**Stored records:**
- - - - - - -

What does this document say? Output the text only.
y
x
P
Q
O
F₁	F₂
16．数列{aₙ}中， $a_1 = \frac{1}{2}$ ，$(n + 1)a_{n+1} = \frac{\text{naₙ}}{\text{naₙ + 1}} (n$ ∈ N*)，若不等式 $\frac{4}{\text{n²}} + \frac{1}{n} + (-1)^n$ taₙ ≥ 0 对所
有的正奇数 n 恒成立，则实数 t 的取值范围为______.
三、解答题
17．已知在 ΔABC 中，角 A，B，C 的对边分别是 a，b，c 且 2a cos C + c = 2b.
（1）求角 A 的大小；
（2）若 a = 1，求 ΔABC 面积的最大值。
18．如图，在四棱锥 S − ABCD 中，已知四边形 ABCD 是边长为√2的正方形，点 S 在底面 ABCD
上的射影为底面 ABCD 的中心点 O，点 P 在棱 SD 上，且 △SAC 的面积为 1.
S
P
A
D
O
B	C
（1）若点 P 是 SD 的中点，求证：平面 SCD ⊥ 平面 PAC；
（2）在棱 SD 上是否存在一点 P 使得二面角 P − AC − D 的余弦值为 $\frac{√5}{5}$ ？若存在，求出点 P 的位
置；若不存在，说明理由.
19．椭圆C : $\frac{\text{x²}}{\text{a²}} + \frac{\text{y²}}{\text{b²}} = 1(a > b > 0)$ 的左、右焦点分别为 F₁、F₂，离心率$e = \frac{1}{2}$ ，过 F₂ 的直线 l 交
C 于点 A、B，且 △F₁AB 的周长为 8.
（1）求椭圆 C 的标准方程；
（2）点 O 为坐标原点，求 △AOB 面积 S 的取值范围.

- - - - - - -

**CHALLENGE:**
The records above must be repeated exactly, every one of them.

**WRITTEN ANSWER:**
What does this document say? Output the text only.
y
x
P
Q
O
F₁	F₂
16．数列{aₙ}中， $a_1 = \frac{1}{2}$ ，$(n + 1)a_{n+1} = \frac{\text{naₙ}}{\text{naₙ + 1}} (n$ ∈ N*)，若不等式 $\frac{4}{\text{n²}} + \frac{1}{n} + (-1)^n$ taₙ ≥ 0 对所
有的正奇数 n 恒成立，则实数 t 的取值范围为______.
三、解答题
17．已知在 ΔABC 中，角 A，B，C 的对边分别是 a，b，c 且 2a cos C + c = 2b.
（1）求角 A 的大小；
（2）若 a = 1，求 ΔABC 面积的最大值。
18．如图，在四棱锥 S − ABCD 中，已知四边形 ABCD 是边长为√2的正方形，点 S 在底面 ABCD
上的射影为底面 ABCD 的中心点 O，点 P 在棱 SD 上，且 △SAC 的面积为 1.
S
P
A
D
O
B	C
（1）若点 P 是 SD 的中点，求证：平面 SCD ⊥ 平面 PAC；
（2）在棱 SD 上是否存在一点 P 使得二面角 P − AC − D 的余弦值为 $\frac{√5}{5}$ ？若存在，求出点 P 的位
置；若不存在，说明理由.
19．椭圆C : $\frac{\text{x²}}{\text{a²}} + \frac{\text{y²}}{\text{b²}} = 1(a > b > 0)$ 的左、右焦点分别为 F₁、F₂，离心率$e = \frac{1}{2}$ ，过 F₂ 的直线 l 交
C 于点 A、B，且 △F₁AB 的周长为 8.
（1）求椭圆 C 的标准方程；
（2）点 O 为坐标原点，求 △AOB 面积 S 的取值范围.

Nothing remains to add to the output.